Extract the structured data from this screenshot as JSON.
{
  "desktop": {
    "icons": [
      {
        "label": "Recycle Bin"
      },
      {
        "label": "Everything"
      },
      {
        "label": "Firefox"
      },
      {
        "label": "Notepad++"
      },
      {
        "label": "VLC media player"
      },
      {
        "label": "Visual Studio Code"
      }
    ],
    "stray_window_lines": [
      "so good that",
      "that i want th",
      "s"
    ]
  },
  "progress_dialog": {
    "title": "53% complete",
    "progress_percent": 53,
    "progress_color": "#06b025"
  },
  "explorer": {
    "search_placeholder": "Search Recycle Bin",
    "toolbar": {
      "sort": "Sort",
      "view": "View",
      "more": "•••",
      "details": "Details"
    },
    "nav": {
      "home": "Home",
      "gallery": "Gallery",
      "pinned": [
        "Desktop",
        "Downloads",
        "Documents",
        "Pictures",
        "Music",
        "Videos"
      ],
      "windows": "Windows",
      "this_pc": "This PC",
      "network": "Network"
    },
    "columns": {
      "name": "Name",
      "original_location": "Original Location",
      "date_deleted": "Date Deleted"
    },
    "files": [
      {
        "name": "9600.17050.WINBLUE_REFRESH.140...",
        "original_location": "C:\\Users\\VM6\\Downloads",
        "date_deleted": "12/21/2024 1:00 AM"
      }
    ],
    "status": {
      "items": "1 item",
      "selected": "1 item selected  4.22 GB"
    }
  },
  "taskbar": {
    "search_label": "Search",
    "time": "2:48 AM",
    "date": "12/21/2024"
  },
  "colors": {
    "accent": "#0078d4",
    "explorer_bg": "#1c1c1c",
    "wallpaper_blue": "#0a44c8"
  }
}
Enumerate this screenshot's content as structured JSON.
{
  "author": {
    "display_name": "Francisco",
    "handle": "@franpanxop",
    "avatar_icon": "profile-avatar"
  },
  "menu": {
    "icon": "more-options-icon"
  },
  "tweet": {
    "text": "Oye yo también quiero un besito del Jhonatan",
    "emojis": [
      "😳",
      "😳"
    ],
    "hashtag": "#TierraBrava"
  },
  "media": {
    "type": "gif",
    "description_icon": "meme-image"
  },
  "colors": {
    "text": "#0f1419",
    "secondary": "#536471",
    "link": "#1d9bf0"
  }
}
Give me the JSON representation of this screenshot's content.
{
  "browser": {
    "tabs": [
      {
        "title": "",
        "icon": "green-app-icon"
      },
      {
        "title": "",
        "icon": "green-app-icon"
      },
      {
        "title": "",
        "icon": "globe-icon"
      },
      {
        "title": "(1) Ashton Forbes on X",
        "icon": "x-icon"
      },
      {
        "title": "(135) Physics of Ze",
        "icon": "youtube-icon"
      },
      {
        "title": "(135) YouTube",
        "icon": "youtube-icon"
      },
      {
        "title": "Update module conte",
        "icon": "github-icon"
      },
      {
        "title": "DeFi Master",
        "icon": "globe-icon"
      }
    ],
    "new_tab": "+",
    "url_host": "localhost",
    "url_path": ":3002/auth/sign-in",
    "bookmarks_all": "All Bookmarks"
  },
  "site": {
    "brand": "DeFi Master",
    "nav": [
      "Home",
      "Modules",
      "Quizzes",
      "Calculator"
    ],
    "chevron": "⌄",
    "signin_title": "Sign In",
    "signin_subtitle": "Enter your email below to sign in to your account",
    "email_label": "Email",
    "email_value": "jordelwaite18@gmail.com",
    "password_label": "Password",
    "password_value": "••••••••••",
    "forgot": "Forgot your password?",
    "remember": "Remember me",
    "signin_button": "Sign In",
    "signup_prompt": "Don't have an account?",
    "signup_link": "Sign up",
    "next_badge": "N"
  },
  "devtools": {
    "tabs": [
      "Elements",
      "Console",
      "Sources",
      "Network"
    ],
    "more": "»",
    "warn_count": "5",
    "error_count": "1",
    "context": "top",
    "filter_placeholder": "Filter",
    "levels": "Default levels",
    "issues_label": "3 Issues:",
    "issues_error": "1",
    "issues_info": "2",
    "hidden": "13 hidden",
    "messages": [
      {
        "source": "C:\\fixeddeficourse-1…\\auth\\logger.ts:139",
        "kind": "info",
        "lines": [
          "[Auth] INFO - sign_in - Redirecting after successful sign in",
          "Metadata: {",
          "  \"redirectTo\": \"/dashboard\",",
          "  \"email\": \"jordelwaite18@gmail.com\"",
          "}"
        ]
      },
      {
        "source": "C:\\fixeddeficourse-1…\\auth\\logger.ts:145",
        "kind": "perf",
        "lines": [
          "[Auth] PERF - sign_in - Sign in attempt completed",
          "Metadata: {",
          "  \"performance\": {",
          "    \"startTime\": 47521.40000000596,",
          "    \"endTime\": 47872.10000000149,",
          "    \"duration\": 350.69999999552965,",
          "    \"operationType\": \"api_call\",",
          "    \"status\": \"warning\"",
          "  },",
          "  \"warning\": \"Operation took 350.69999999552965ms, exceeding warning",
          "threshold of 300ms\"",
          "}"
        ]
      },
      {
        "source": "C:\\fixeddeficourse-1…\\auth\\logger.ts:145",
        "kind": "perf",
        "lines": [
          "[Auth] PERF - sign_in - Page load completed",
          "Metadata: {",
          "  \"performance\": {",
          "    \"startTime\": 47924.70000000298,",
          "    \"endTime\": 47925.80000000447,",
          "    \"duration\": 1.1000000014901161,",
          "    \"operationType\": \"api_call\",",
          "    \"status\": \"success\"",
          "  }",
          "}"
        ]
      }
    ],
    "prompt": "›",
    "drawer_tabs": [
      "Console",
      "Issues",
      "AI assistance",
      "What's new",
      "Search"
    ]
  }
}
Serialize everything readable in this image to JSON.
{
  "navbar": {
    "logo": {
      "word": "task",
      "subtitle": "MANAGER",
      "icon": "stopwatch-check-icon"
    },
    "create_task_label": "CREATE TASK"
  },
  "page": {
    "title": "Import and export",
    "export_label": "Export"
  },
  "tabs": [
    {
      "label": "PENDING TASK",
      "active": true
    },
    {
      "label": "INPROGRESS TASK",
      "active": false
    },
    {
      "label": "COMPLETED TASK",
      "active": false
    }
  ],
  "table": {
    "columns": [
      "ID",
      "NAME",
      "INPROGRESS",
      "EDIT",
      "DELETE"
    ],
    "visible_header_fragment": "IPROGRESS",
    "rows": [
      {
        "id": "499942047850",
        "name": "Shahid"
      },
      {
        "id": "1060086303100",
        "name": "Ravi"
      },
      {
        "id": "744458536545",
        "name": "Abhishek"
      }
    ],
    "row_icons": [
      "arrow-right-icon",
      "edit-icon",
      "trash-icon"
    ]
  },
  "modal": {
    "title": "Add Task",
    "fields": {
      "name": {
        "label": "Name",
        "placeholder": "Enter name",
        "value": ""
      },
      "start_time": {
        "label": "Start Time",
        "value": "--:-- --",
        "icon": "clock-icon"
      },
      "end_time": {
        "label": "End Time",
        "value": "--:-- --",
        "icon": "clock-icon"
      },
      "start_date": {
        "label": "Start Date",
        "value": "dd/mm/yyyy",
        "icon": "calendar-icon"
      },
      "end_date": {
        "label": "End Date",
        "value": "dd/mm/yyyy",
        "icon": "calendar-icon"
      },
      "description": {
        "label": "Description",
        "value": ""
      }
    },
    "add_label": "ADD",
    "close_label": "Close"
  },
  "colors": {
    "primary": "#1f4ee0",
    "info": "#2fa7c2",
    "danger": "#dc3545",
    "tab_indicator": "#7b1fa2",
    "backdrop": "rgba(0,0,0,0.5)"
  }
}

§ **Stated goal**: Write every entry out again exactly.

§ **Finished task**:
Extract the structured data from this screenshot as JSON.
{
  "desktop": {
    "icons": [
      {
        "label": "Recycle Bin"
      },
      {
        "label": "Everything"
      },
      {
        "label": "Firefox"
      },
      {
        "label": "Notepad++"
      },
      {
        "label": "VLC media player"
      },
      {
        "label": "Visual Studio Code"
      }
    ],
    "stray_window_lines": [
      "so good that",
      "that i want th",
      "s"
    ]
  },
  "progress_dialog": {
    "title": "53% complete",
    "progress_percent": 53,
    "progress_color": "#06b025"
  },
  "explorer": {
    "search_placeholder": "Search Recycle Bin",
    "toolbar": {
      "sort": "Sort",
      "view": "View",
      "more": "•••",
      "details": "Details"
    },
    "nav": {
      "home": "Home",
      "gallery": "Gallery",
      "pinned": [
        "Desktop",
        "Downloads",
        "Documents",
        "Pictures",
        "Music",
        "Videos"
      ],
      "windows": "Windows",
      "this_pc": "This PC",
      "network": "Network"
    },
    "columns": {
      "name": "Name",
      "original_location": "Original Location",
      "date_deleted": "Date Deleted"
    },
    "files": [
      {
        "name": "9600.17050.WINBLUE_REFRESH.140...",
        "original_location": "C:\\Users\\VM6\\Downloads",
        "date_deleted": "12/21/2024 1:00 AM"
      }
    ],
    "status": {
      "items": "1 item",
      "selected": "1 item selected  4.22 GB"
    }
  },
  "taskbar": {
    "search_label": "Search",
    "time": "2:48 AM",
    "date": "12/21/2024"
  },
  "colors": {
    "accent": "#0078d4",
    "explorer_bg": "#1c1c1c",
    "wallpaper_blue": "#0a44c8"
  }
}
Enumerate this screenshot's content as structured JSON.
{
  "author": {
    "display_name": "Francisco",
    "handle": "@franpanxop",
    "avatar_icon": "profile-avatar"
  },
  "menu": {
    "icon": "more-options-icon"
  },
  "tweet": {
    "text": "Oye yo también quiero un besito del Jhonatan",
    "emojis": [
      "😳",
      "😳"
    ],
    "hashtag": "#TierraBrava"
  },
  "media": {
    "type": "gif",
    "description_icon": "meme-image"
  },
  "colors": {
    "text": "#0f1419",
    "secondary": "#536471",
    "link": "#1d9bf0"
  }
}
Give me the JSON representation of this screenshot's content.
{
  "browser": {
    "tabs": [
      {
        "title": "",
        "icon": "green-app-icon"
      },
      {
        "title": "",
        "icon": "green-app-icon"
      },
      {
        "title": "",
        "icon": "globe-icon"
      },
      {
        "title": "(1) Ashton Forbes on X",
        "icon": "x-icon"
      },
      {
        "title": "(135) Physics of Ze",
        "icon": "youtube-icon"
      },
      {
        "title": "(135) YouTube",
        "icon": "youtube-icon"
      },
      {
        "title": "Update module conte",
        "icon": "github-icon"
      },
      {
        "title": "DeFi Master",
        "icon": "globe-icon"
      }
    ],
    "new_tab": "+",
    "url_host": "localhost",
    "url_path": ":3002/auth/sign-in",
    "bookmarks_all": "All Bookmarks"
  },
  "site": {
    "brand": "DeFi Master",
    "nav": [
      "Home",
      "Modules",
      "Quizzes",
      "Calculator"
    ],
    "chevron": "⌄",
    "signin_title": "Sign In",
    "signin_subtitle": "Enter your email below to sign in to your account",
    "email_label": "Email",
    "email_value": "jordelwaite18@gmail.com",
    "password_label": "Password",
    "password_value": "••••••••••",
    "forgot": "Forgot your password?",
    "remember": "Remember me",
    "signin_button": "Sign In",
    "signup_prompt": "Don't have an account?",
    "signup_link": "Sign up",
    "next_badge": "N"
  },
  "devtools": {
    "tabs": [
      "Elements",
      "Console",
      "Sources",
      "Network"
    ],
    "more": "»",
    "warn_count": "5",
    "error_count": "1",
    "context": "top",
    "filter_placeholder": "Filter",
    "levels": "Default levels",
    "issues_label": "3 Issues:",
    "issues_error": "1",
    "issues_info": "2",
    "hidden": "13 hidden",
    "messages": [
      {
        "source": "C:\\fixeddeficourse-1…\\auth\\logger.ts:139",
        "kind": "info",
        "lines": [
          "[Auth] INFO - sign_in - Redirecting after successful sign in",
          "Metadata: {",
          "  \"redirectTo\": \"/dashboard\",",
          "  \"email\": \"jordelwaite18@gmail.com\"",
          "}"
        ]
      },
      {
        "source": "C:\\fixeddeficourse-1…\\auth\\logger.ts:145",
        "kind": "perf",
        "lines": [
          "[Auth] PERF - sign_in - Sign in attempt completed",
          "Metadata: {",
          "  \"performance\": {",
          "    \"startTime\": 47521.40000000596,",
          "    \"endTime\": 47872.10000000149,",
          "    \"duration\": 350.69999999552965,",
          "    \"operationType\": \"api_call\",",
          "    \"status\": \"warning\"",
          "  },",
          "  \"warning\": \"Operation took 350.69999999552965ms, exceeding warning",
          "threshold of 300ms\"",
          "}"
        ]
      },
      {
        "source": "C:\\fixeddeficourse-1…\\auth\\logger.ts:145",
        "kind": "perf",
        "lines": [
          "[Auth] PERF - sign_in - Page load completed",
          "Metadata: {",
          "  \"performance\": {",
          "    \"startTime\": 47924.70000000298,",
          "    \"endTime\": 47925.80000000447,",
          "    \"duration\": 1.1000000014901161,",
          "    \"operationType\": \"api_call\",",
          "    \"status\": \"success\"",
          "  }",
          "}"
        ]
      }
    ],
    "prompt": "›",
    "drawer_tabs": [
      "Console",
      "Issues",
      "AI assistance",
      "What's new",
      "Search"
    ]
  }
}
Serialize everything readable in this image to JSON.
{
  "navbar": {
    "logo": {
      "word": "task",
      "subtitle": "MANAGER",
      "icon": "stopwatch-check-icon"
    },
    "create_task_label": "CREATE TASK"
  },
  "page": {
    "title": "Import and export",
    "export_label": "Export"
  },
  "tabs": [
    {
      "label": "PENDING TASK",
      "active": true
    },
    {
      "label": "INPROGRESS TASK",
      "active": false
    },
    {
      "label": "COMPLETED TASK",
      "active": false
    }
  ],
  "table": {
    "columns": [
      "ID",
      "NAME",
      "INPROGRESS",
      "EDIT",
      "DELETE"
    ],
    "visible_header_fragment": "IPROGRESS",
    "rows": [
      {
        "id": "499942047850",
        "name": "Shahid"
      },
      {
        "id": "1060086303100",
        "name": "Ravi"
      },
      {
        "id": "744458536545",
        "name": "Abhishek"
      }
    ],
    "row_icons": [
      "arrow-right-icon",
      "edit-icon",
      "trash-icon"
    ]
  },
  "modal": {
    "title": "Add Task",
    "fields": {
      "name": {
        "label": "Name",
        "placeholder": "Enter name",
        "value": ""
      },
      "start_time": {
        "label": "Start Time",
        "value": "--:-- --",
        "icon": "clock-icon"
      },
      "end_time": {
        "label": "End Time",
        "value": "--:-- --",
        "icon": "clock-icon"
      },
      "start_date": {
        "label": "Start Date",
        "value": "dd/mm/yyyy",
        "icon": "calendar-icon"
      },
      "end_date": {
        "label": "End Date",
        "value": "dd/mm/yyyy",
        "icon": "calendar-icon"
      },
      "description": {
        "label": "Description",
        "value": ""
      }
    },
    "add_label": "ADD",
    "close_label": "Close"
  },
  "colors": {
    "primary": "#1f4ee0",
    "info": "#2fa7c2",
    "danger": "#dc3545",
    "tab_indicator": "#7b1fa2",
    "backdrop": "rgba(0,0,0,0.5)"
  }
}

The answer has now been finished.